---- RECORDS SUPPLIED

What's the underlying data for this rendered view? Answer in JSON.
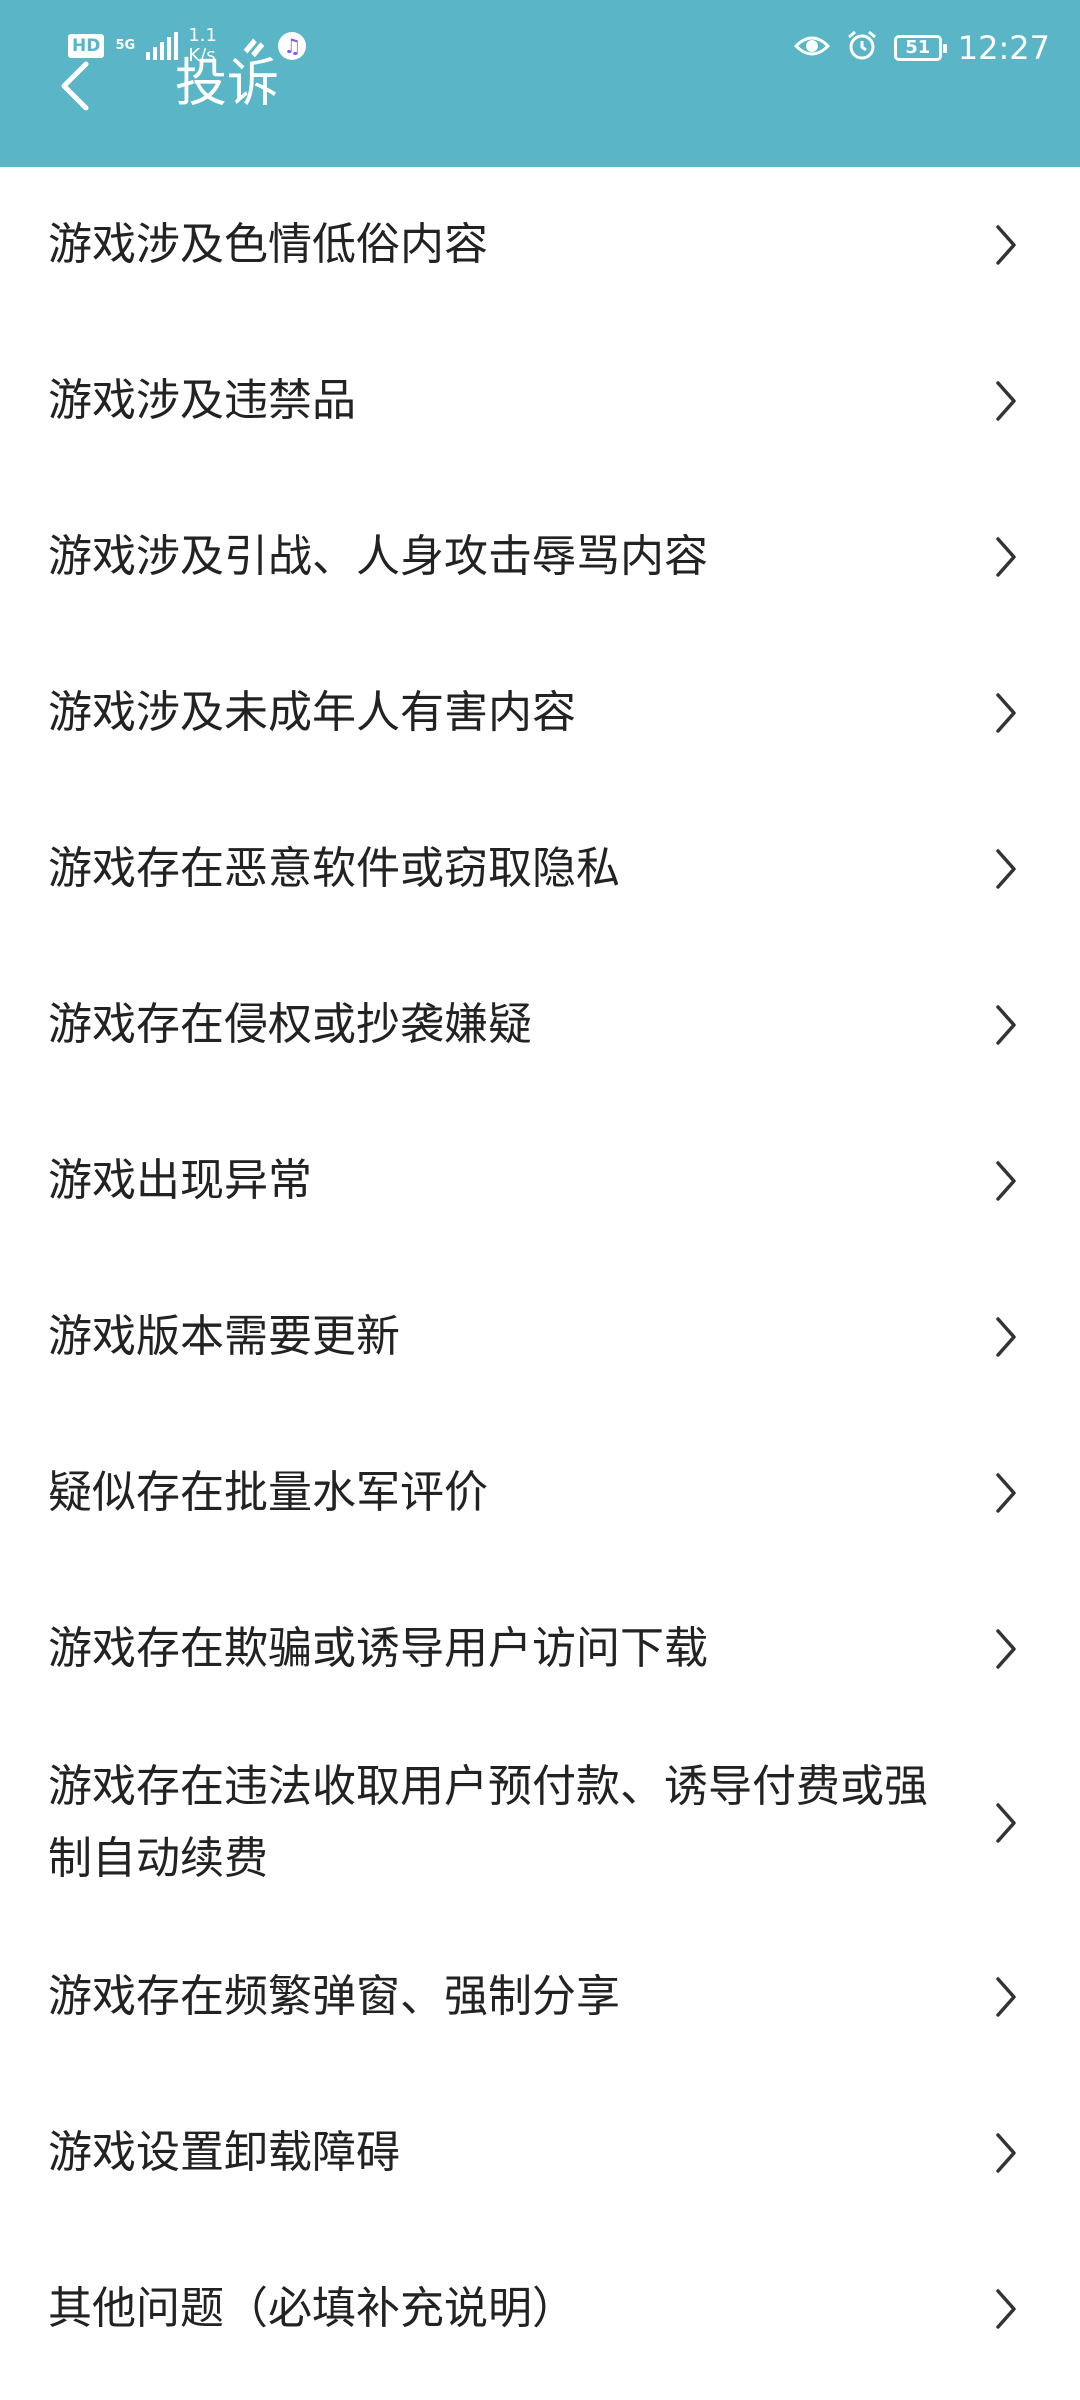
{
  "status_bar": {
    "hd": "HD",
    "network": "5G",
    "speed": "1.1 K/s",
    "battery": "51",
    "time": "12:27",
    "icons": [
      "signal-icon",
      "app-icon",
      "music-icon",
      "eye-icon",
      "alarm-icon",
      "battery-icon"
    ]
  },
  "header": {
    "title": "投诉",
    "background_color": "#5ab5c6",
    "back_icon": "chevron-left-icon"
  },
  "list": {
    "items": [
      {
        "label": "游戏涉及色情低俗内容"
      },
      {
        "label": "游戏涉及违禁品"
      },
      {
        "label": "游戏涉及引战、人身攻击辱骂内容"
      },
      {
        "label": "游戏涉及未成年人有害内容"
      },
      {
        "label": "游戏存在恶意软件或窃取隐私"
      },
      {
        "label": "游戏存在侵权或抄袭嫌疑"
      },
      {
        "label": "游戏出现异常"
      },
      {
        "label": "游戏版本需要更新"
      },
      {
        "label": "疑似存在批量水军评价"
      },
      {
        "label": "游戏存在欺骗或诱导用户访问下载"
      },
      {
        "label": "游戏存在违法收取用户预付款、诱导付费或强制自动续费"
      },
      {
        "label": "游戏存在频繁弹窗、强制分享"
      },
      {
        "label": "游戏设置卸载障碍"
      },
      {
        "label": "其他问题（必填补充说明）"
      }
    ],
    "chevron_icon": "chevron-right-icon"
  }
}
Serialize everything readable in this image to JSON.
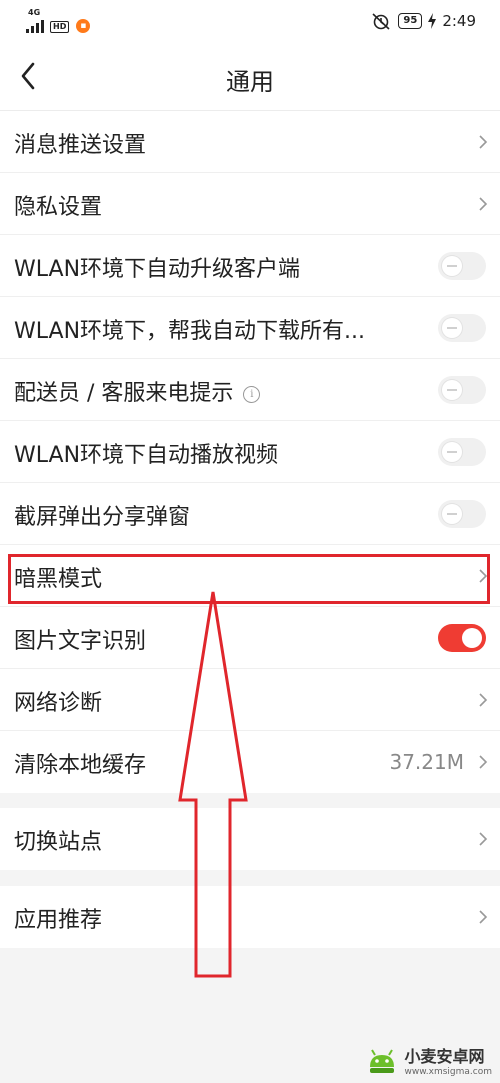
{
  "status_bar": {
    "network": "4G",
    "hd": "HD",
    "battery": "95",
    "time": "2:49"
  },
  "header": {
    "title": "通用"
  },
  "settings": {
    "push": "消息推送设置",
    "privacy": "隐私设置",
    "wlan_upgrade": "WLAN环境下自动升级客户端",
    "wlan_download": "WLAN环境下，帮我自动下载所有...",
    "courier_call": "配送员 / 客服来电提示",
    "wlan_autoplay": "WLAN环境下自动播放视频",
    "screenshot_share": "截屏弹出分享弹窗",
    "dark_mode": "暗黑模式",
    "image_text": "图片文字识别",
    "network_diag": "网络诊断",
    "clear_cache": "清除本地缓存",
    "cache_size": "37.21M",
    "switch_site": "切换站点",
    "app_recommend": "应用推荐"
  },
  "toggles": {
    "wlan_upgrade": false,
    "wlan_download": false,
    "courier_call": false,
    "wlan_autoplay": false,
    "screenshot_share": false,
    "image_text": true
  },
  "colors": {
    "toggle_on": "#ef3c33",
    "highlight": "#e0262c",
    "background": "#f4f4f4"
  },
  "watermark": {
    "name": "小麦安卓网",
    "url": "www.xmsigma.com"
  }
}
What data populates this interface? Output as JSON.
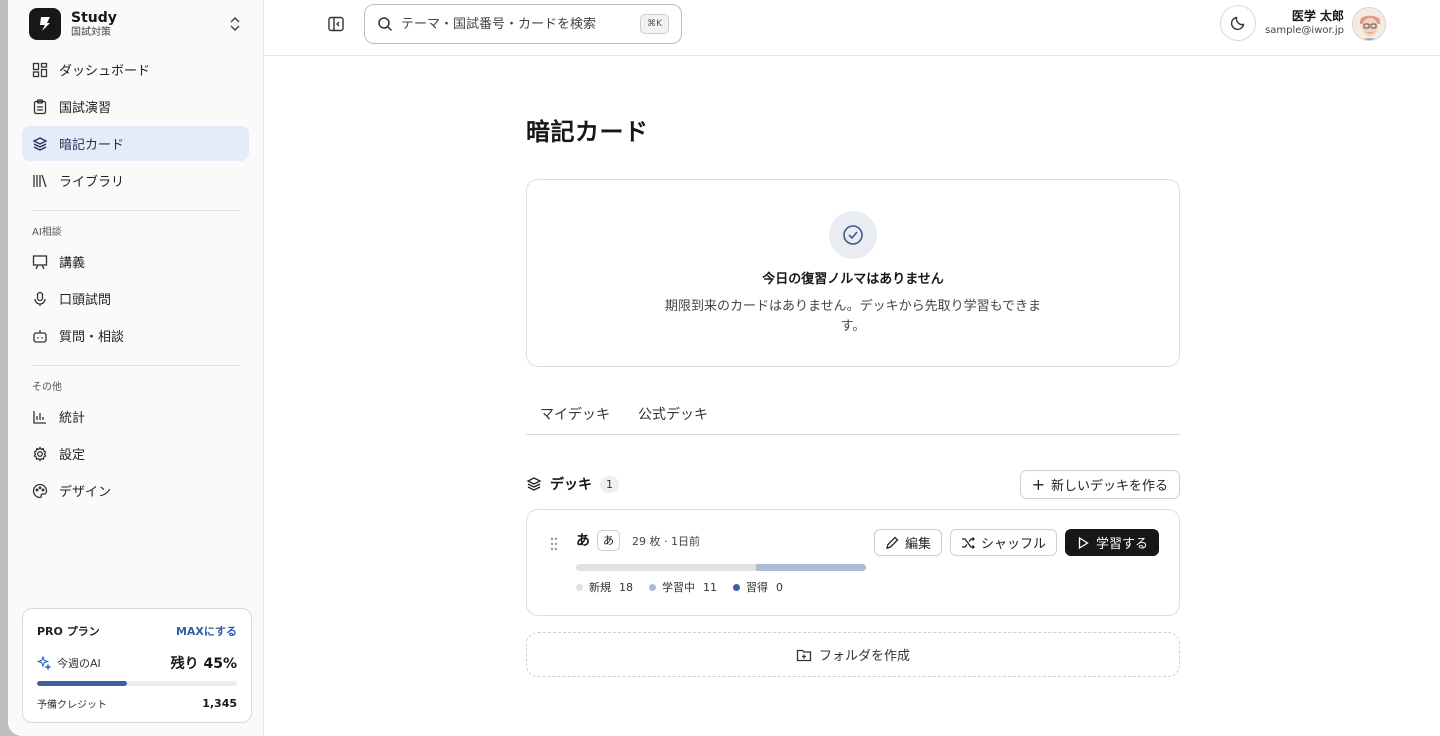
{
  "brand": {
    "name": "Study",
    "sub": "国試対策"
  },
  "nav": {
    "main": [
      {
        "label": "ダッシュボード",
        "icon": "dashboard-icon"
      },
      {
        "label": "国試演習",
        "icon": "clipboard-icon"
      },
      {
        "label": "暗記カード",
        "icon": "layers-icon",
        "active": true
      },
      {
        "label": "ライブラリ",
        "icon": "library-icon"
      }
    ],
    "ai_section_label": "AI相談",
    "ai": [
      {
        "label": "講義",
        "icon": "presentation-icon"
      },
      {
        "label": "口頭試問",
        "icon": "mic-icon"
      },
      {
        "label": "質問・相談",
        "icon": "bot-icon"
      }
    ],
    "other_section_label": "その他",
    "other": [
      {
        "label": "統計",
        "icon": "bar-chart-icon"
      },
      {
        "label": "設定",
        "icon": "gear-icon"
      },
      {
        "label": "デザイン",
        "icon": "palette-icon"
      }
    ]
  },
  "plan": {
    "title": "PRO プラン",
    "upgrade_label": "MAXにする",
    "ai_label": "今週のAI",
    "ai_remaining": "残り 45%",
    "ai_remaining_fraction": 0.45,
    "credit_label": "予備クレジット",
    "credit_value": "1,345"
  },
  "header": {
    "search_placeholder": "テーマ・国試番号・カードを検索",
    "shortcut": "⌘K",
    "user_name": "医学 太郎",
    "user_email": "sample@iwor.jp"
  },
  "page": {
    "title": "暗記カード",
    "empty_title": "今日の復習ノルマはありません",
    "empty_desc": "期限到来のカードはありません。デッキから先取り学習もできます。"
  },
  "tabs": [
    "マイデッキ",
    "公式デッキ"
  ],
  "decks": {
    "heading": "デッキ",
    "count": "1",
    "new_button": "新しいデッキを作る",
    "items": [
      {
        "name": "あ",
        "tag": "あ",
        "meta": "29 枚 · 1日前",
        "progress": {
          "new": 18,
          "learning": 11,
          "learned": 0
        },
        "legend": [
          {
            "label": "新規",
            "value": "18",
            "color": "#e2e2e2"
          },
          {
            "label": "学習中",
            "value": "11",
            "color": "#adbcd4"
          },
          {
            "label": "習得",
            "value": "0",
            "color": "#3c5fa0"
          }
        ],
        "edit_label": "編集",
        "shuffle_label": "シャッフル",
        "study_label": "学習する"
      }
    ],
    "folder_button": "フォルダを作成"
  }
}
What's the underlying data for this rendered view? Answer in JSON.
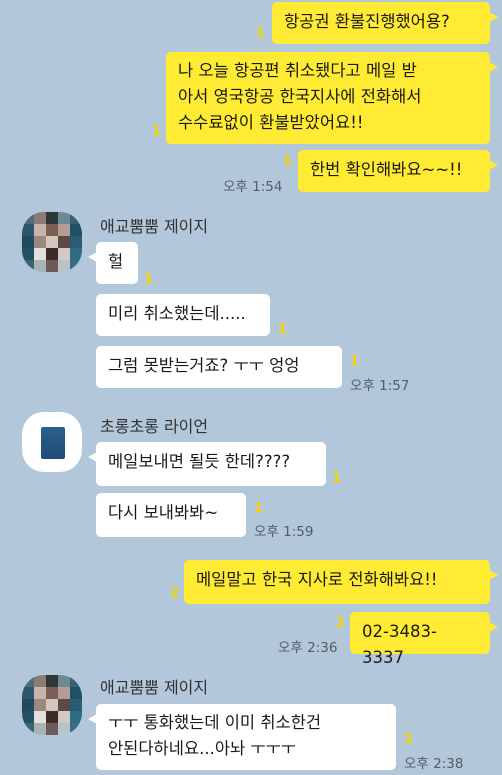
{
  "messages": {
    "m1": {
      "text": "항공권 환불진행했어용?",
      "unread": "1"
    },
    "m2": {
      "text": "나 오늘 항공편 취소됐다고 메일 받\n아서 영국항공 한국지사에 전화해서\n수수료없이 환불받았어요!!",
      "unread": "1"
    },
    "m3": {
      "text": "한번 확인해봐요~~!!",
      "unread": "1",
      "time": "오후 1:54"
    },
    "jeji1": {
      "name": "애교뿜뿜 제이지",
      "b1": {
        "text": "헐",
        "unread": "1"
      },
      "b2": {
        "text": "미리 취소했는데.....",
        "unread": "1"
      },
      "b3": {
        "text": "그럼 못받는거죠? ㅜㅜ 엉엉",
        "unread": "1",
        "time": "오후 1:57"
      }
    },
    "ryan": {
      "name": "초롱초롱 라이언",
      "b1": {
        "text": "메일보내면 될듯 한데????",
        "unread": "1"
      },
      "b2": {
        "text": "다시 보내봐봐~",
        "unread": "1",
        "time": "오후 1:59"
      }
    },
    "m4": {
      "text": "메일말고 한국 지사로 전화해봐요!!",
      "unread": "2"
    },
    "m5": {
      "text": "02-3483-3337",
      "unread": "2",
      "time": "오후 2:36"
    },
    "jeji2": {
      "name": "애교뿜뿜 제이지",
      "b1": {
        "text": "ㅜㅜ 통화했는데 이미 취소한건\n안된다하네요...아놔 ㅜㅜㅜ",
        "unread": "2",
        "time": "오후 2:38"
      }
    }
  },
  "colors": {
    "background": "#b2c7d9",
    "my_bubble": "#ffeb33",
    "their_bubble": "#ffffff",
    "unread_count": "#f5d400"
  }
}
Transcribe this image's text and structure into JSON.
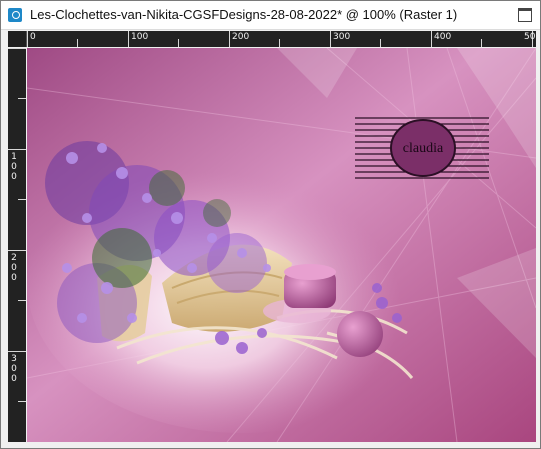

--------

AIM OF THE EXERCISE -> Your task is to retype all the entries exactly and leave out any pictures.

OUTPUT ->
What's the underlying data for this rendered view? Answer in JSON.
{
  "status_bar": {
    "hd": "HD",
    "network": "5G",
    "speed": "1.1 K/s",
    "battery": "51",
    "time": "12:27",
    "icons": [
      "signal-icon",
      "app-icon",
      "music-icon",
      "eye-icon",
      "alarm-icon",
      "battery-icon"
    ]
  },
  "header": {
    "title": "投诉",
    "background_color": "#5ab5c6",
    "back_icon": "chevron-left-icon"
  },
  "list": {
    "items": [
      {
        "label": "游戏涉及色情低俗内容"
      },
      {
        "label": "游戏涉及违禁品"
      },
      {
        "label": "游戏涉及引战、人身攻击辱骂内容"
      },
      {
        "label": "游戏涉及未成年人有害内容"
      },
      {
        "label": "游戏存在恶意软件或窃取隐私"
      },
      {
        "label": "游戏存在侵权或抄袭嫌疑"
      },
      {
        "label": "游戏出现异常"
      },
      {
        "label": "游戏版本需要更新"
      },
      {
        "label": "疑似存在批量水军评价"
      },
      {
        "label": "游戏存在欺骗或诱导用户访问下载"
      },
      {
        "label": "游戏存在违法收取用户预付款、诱导付费或强制自动续费"
      },
      {
        "label": "游戏存在频繁弹窗、强制分享"
      },
      {
        "label": "游戏设置卸载障碍"
      },
      {
        "label": "其他问题（必填补充说明）"
      }
    ],
    "chevron_icon": "chevron-right-icon"
  }
}
Serialize everything readable in this image to JSON.
{
  "status_bar": {
    "network": "4G",
    "hd": "HD",
    "battery": "95",
    "time": "2:49"
  },
  "header": {
    "title": "通用"
  },
  "settings": {
    "push": "消息推送设置",
    "privacy": "隐私设置",
    "wlan_upgrade": "WLAN环境下自动升级客户端",
    "wlan_download": "WLAN环境下，帮我自动下载所有...",
    "courier_call": "配送员 / 客服来电提示",
    "wlan_autoplay": "WLAN环境下自动播放视频",
    "screenshot_share": "截屏弹出分享弹窗",
    "dark_mode": "暗黑模式",
    "image_text": "图片文字识别",
    "network_diag": "网络诊断",
    "clear_cache": "清除本地缓存",
    "cache_size": "37.21M",
    "switch_site": "切换站点",
    "app_recommend": "应用推荐"
  },
  "toggles": {
    "wlan_upgrade": false,
    "wlan_download": false,
    "courier_call": false,
    "wlan_autoplay": false,
    "screenshot_share": false,
    "image_text": true
  },
  "colors": {
    "toggle_on": "#ef3c33",
    "highlight": "#e0262c",
    "background": "#f4f4f4"
  },
  "watermark": {
    "name": "小麦安卓网",
    "url": "www.xmsigma.com"
  }
}
What data populates this interface? Output as JSON.
{
  "brand": {
    "name": "Study",
    "sub": "国試対策"
  },
  "nav": {
    "main": [
      {
        "label": "ダッシュボード",
        "icon": "dashboard-icon"
      },
      {
        "label": "国試演習",
        "icon": "clipboard-icon"
      },
      {
        "label": "暗記カード",
        "icon": "layers-icon",
        "active": true
      },
      {
        "label": "ライブラリ",
        "icon": "library-icon"
      }
    ],
    "ai_section_label": "AI相談",
    "ai": [
      {
        "label": "講義",
        "icon": "presentation-icon"
      },
      {
        "label": "口頭試問",
        "icon": "mic-icon"
      },
      {
        "label": "質問・相談",
        "icon": "bot-icon"
      }
    ],
    "other_section_label": "その他",
    "other": [
      {
        "label": "統計",
        "icon": "bar-chart-icon"
      },
      {
        "label": "設定",
        "icon": "gear-icon"
      },
      {
        "label": "デザイン",
        "icon": "palette-icon"
      }
    ]
  },
  "plan": {
    "title": "PRO プラン",
    "upgrade_label": "MAXにする",
    "ai_label": "今週のAI",
    "ai_remaining": "残り 45%",
    "ai_remaining_fraction": 0.45,
    "credit_label": "予備クレジット",
    "credit_value": "1,345"
  },
  "header": {
    "search_placeholder": "テーマ・国試番号・カードを検索",
    "shortcut": "⌘K",
    "user_name": "医学 太郎",
    "user_email": "sample@iwor.jp"
  },
  "page": {
    "title": "暗記カード",
    "empty_title": "今日の復習ノルマはありません",
    "empty_desc": "期限到来のカードはありません。デッキから先取り学習もできます。"
  },
  "tabs": [
    "マイデッキ",
    "公式デッキ"
  ],
  "decks": {
    "heading": "デッキ",
    "count": "1",
    "new_button": "新しいデッキを作る",
    "items": [
      {
        "name": "あ",
        "tag": "あ",
        "meta": "29 枚 · 1日前",
        "progress": {
          "new": 18,
          "learning": 11,
          "learned": 0
        },
        "legend": [
          {
            "label": "新規",
            "value": "18",
            "color": "#e2e2e2"
          },
          {
            "label": "学習中",
            "value": "11",
            "color": "#adbcd4"
          },
          {
            "label": "習得",
            "value": "0",
            "color": "#3c5fa0"
          }
        ],
        "edit_label": "編集",
        "shuffle_label": "シャッフル",
        "study_label": "学習する"
      }
    ],
    "folder_button": "フォルダを作成"
  }
}
What's the underlying data for this rendered view? Answer in JSON.
{
  "messages": {
    "m1": {
      "text": "항공권 환불진행했어용?",
      "unread": "1"
    },
    "m2": {
      "text": "나 오늘 항공편 취소됐다고 메일 받\n아서 영국항공 한국지사에 전화해서\n수수료없이 환불받았어요!!",
      "unread": "1"
    },
    "m3": {
      "text": "한번 확인해봐요~~!!",
      "unread": "1",
      "time": "오후 1:54"
    },
    "jeji1": {
      "name": "애교뿜뿜 제이지",
      "b1": {
        "text": "헐",
        "unread": "1"
      },
      "b2": {
        "text": "미리 취소했는데.....",
        "unread": "1"
      },
      "b3": {
        "text": "그럼 못받는거죠? ㅜㅜ 엉엉",
        "unread": "1",
        "time": "오후 1:57"
      }
    },
    "ryan": {
      "name": "초롱초롱 라이언",
      "b1": {
        "text": "메일보내면 될듯 한데????",
        "unread": "1"
      },
      "b2": {
        "text": "다시 보내봐봐~",
        "unread": "1",
        "time": "오후 1:59"
      }
    },
    "m4": {
      "text": "메일말고 한국 지사로 전화해봐요!!",
      "unread": "2"
    },
    "m5": {
      "text": "02-3483-3337",
      "unread": "2",
      "time": "오후 2:36"
    },
    "jeji2": {
      "name": "애교뿜뿜 제이지",
      "b1": {
        "text": "ㅜㅜ 통화했는데 이미 취소한건\n안된다하네요...아놔 ㅜㅜㅜ",
        "unread": "2",
        "time": "오후 2:38"
      }
    }
  },
  "colors": {
    "background": "#b2c7d9",
    "my_bubble": "#ffeb33",
    "their_bubble": "#ffffff",
    "unread_count": "#f5d400"
  }
}
Transcribe this image's text and structure into JSON.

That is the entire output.